Figure collection entries
####

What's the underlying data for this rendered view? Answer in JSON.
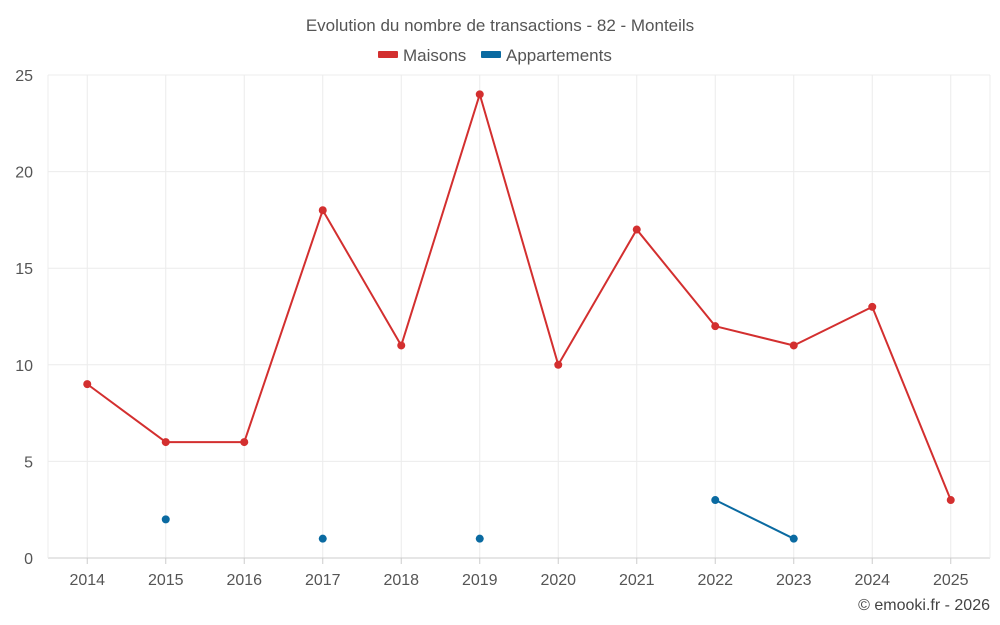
{
  "chart_data": {
    "type": "line",
    "title": "Evolution du nombre de transactions - 82 - Monteils",
    "x": [
      "2014",
      "2015",
      "2016",
      "2017",
      "2018",
      "2019",
      "2020",
      "2021",
      "2022",
      "2023",
      "2024",
      "2025"
    ],
    "series": [
      {
        "name": "Maisons",
        "color": "#d32f2f",
        "values": [
          9,
          6,
          6,
          18,
          11,
          24,
          10,
          17,
          12,
          11,
          13,
          3
        ]
      },
      {
        "name": "Appartements",
        "color": "#0a6aa1",
        "values": [
          null,
          2,
          null,
          1,
          null,
          1,
          null,
          null,
          3,
          1,
          null,
          null
        ]
      }
    ],
    "ylim": [
      0,
      25
    ],
    "yticks": [
      0,
      5,
      10,
      15,
      20,
      25
    ],
    "xlabel": "",
    "ylabel": "",
    "grid": true,
    "legend": "top-center"
  },
  "credit": "© emooki.fr - 2026"
}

####

AIM:
Every entry above needs to be retyped exactly; drop the pictures.

ANSWER:
What's the underlying data for this rendered view? Answer in JSON.
{
  "chart_data": {
    "type": "line",
    "title": "Evolution du nombre de transactions - 82 - Monteils",
    "x": [
      "2014",
      "2015",
      "2016",
      "2017",
      "2018",
      "2019",
      "2020",
      "2021",
      "2022",
      "2023",
      "2024",
      "2025"
    ],
    "series": [
      {
        "name": "Maisons",
        "color": "#d32f2f",
        "values": [
          9,
          6,
          6,
          18,
          11,
          24,
          10,
          17,
          12,
          11,
          13,
          3
        ]
      },
      {
        "name": "Appartements",
        "color": "#0a6aa1",
        "values": [
          null,
          2,
          null,
          1,
          null,
          1,
          null,
          null,
          3,
          1,
          null,
          null
        ]
      }
    ],
    "ylim": [
      0,
      25
    ],
    "yticks": [
      0,
      5,
      10,
      15,
      20,
      25
    ],
    "xlabel": "",
    "ylabel": "",
    "grid": true,
    "legend": "top-center"
  },
  "credit": "© emooki.fr - 2026"
}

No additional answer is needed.